EXERCISE REQUIREMENTS: Determine the number of lines holding the word "color"; answer with that number only.

[START OF SUPPLIED INFORMATION]

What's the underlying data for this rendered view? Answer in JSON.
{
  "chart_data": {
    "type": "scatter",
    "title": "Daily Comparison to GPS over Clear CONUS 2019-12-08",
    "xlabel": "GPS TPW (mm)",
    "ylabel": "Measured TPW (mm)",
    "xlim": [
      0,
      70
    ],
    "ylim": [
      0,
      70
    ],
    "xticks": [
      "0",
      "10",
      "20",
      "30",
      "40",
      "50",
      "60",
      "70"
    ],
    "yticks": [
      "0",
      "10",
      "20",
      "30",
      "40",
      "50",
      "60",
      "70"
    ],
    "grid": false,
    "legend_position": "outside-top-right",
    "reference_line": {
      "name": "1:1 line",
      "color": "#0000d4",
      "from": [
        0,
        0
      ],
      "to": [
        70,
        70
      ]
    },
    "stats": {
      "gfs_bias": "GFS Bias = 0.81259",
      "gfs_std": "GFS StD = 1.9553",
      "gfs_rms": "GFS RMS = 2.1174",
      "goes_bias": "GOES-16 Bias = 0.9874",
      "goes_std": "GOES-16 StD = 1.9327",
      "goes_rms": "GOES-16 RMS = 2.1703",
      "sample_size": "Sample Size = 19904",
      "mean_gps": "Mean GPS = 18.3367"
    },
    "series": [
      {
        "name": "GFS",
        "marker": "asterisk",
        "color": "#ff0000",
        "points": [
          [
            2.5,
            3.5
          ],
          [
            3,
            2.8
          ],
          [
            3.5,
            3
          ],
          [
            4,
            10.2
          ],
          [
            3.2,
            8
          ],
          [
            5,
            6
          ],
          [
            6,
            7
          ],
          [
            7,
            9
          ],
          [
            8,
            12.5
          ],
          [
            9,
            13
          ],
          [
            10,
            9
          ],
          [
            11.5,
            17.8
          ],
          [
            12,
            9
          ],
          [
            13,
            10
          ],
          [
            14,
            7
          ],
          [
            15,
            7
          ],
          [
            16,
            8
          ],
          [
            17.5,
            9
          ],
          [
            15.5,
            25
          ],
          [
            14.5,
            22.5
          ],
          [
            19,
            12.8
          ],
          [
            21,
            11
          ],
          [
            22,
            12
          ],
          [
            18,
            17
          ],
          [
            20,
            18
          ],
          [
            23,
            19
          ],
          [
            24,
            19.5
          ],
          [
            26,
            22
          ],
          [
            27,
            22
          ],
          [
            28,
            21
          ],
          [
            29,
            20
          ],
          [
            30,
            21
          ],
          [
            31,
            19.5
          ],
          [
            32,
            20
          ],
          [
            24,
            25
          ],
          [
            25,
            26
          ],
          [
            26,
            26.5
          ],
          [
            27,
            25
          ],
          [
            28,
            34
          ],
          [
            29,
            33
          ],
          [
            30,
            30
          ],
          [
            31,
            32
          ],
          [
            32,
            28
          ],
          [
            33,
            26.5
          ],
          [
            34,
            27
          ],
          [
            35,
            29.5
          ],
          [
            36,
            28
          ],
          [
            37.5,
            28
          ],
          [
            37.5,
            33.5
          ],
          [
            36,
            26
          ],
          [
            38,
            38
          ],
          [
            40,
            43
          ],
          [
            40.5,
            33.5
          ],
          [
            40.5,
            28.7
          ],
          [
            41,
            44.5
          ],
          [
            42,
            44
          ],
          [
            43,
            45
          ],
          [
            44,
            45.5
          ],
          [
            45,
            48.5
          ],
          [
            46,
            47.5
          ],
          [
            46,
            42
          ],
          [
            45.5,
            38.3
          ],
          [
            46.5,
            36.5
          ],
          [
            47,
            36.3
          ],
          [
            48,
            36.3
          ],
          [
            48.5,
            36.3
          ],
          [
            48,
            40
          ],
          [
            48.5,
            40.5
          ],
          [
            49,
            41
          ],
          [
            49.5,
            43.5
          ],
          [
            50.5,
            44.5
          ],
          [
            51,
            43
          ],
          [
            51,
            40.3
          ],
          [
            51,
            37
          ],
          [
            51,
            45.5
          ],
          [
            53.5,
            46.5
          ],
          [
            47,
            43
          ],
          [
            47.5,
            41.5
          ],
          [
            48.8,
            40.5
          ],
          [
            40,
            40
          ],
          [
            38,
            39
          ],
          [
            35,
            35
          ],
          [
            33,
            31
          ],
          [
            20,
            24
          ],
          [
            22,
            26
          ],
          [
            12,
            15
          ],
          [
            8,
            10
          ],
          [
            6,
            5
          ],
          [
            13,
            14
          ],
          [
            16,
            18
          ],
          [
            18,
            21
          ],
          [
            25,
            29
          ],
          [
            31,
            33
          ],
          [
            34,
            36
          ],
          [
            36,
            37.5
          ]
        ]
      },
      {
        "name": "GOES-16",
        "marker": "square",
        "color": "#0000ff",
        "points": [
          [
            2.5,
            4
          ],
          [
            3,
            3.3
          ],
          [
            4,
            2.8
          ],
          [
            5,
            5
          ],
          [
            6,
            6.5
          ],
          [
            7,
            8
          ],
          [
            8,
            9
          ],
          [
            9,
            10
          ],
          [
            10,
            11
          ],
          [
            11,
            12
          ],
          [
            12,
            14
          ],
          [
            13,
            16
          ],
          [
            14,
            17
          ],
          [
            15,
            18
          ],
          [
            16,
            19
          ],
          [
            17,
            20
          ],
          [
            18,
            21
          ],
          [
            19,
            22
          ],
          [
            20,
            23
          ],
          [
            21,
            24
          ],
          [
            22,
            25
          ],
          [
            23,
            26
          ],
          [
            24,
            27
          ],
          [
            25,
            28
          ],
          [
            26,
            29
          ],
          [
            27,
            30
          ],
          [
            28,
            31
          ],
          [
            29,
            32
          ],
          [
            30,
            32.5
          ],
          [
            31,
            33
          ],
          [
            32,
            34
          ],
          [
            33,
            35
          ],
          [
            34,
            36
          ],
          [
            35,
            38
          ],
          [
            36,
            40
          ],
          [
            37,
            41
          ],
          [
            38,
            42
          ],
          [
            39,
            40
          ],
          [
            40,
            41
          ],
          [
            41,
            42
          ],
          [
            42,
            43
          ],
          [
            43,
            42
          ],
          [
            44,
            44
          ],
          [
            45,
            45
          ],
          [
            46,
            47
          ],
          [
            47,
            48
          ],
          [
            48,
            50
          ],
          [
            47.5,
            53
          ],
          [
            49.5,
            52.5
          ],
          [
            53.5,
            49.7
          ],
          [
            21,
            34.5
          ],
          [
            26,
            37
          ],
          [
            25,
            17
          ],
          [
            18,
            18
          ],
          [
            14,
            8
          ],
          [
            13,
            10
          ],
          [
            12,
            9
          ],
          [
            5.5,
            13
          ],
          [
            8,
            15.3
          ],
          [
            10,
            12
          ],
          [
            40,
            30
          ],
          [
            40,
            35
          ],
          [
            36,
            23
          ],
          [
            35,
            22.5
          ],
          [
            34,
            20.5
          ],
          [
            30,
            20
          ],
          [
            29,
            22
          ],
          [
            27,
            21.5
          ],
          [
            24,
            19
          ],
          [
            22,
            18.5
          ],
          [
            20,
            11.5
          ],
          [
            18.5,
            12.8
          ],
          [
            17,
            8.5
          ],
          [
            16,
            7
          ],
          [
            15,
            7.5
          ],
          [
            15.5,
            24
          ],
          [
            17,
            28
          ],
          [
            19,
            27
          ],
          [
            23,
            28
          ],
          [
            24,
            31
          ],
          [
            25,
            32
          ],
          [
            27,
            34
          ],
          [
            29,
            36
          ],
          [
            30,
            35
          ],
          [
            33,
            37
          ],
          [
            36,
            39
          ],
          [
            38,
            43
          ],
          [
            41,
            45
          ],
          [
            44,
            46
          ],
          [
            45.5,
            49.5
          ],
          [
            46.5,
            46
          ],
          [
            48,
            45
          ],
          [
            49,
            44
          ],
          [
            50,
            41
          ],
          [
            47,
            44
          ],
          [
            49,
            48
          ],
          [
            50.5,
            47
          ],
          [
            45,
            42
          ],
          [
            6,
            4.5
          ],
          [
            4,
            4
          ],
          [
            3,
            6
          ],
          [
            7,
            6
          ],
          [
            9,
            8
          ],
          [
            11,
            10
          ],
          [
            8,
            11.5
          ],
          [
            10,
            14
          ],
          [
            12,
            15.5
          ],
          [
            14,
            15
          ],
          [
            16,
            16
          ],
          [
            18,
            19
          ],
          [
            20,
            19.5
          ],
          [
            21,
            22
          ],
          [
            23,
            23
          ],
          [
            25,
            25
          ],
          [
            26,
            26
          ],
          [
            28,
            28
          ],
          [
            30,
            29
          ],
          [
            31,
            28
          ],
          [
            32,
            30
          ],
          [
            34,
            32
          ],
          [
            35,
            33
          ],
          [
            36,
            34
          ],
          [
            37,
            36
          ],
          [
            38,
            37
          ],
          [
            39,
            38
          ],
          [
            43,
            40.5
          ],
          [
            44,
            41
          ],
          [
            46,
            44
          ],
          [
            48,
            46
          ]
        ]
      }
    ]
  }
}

[END OF SUPPLIED INFORMATION]

THE REPLY: 3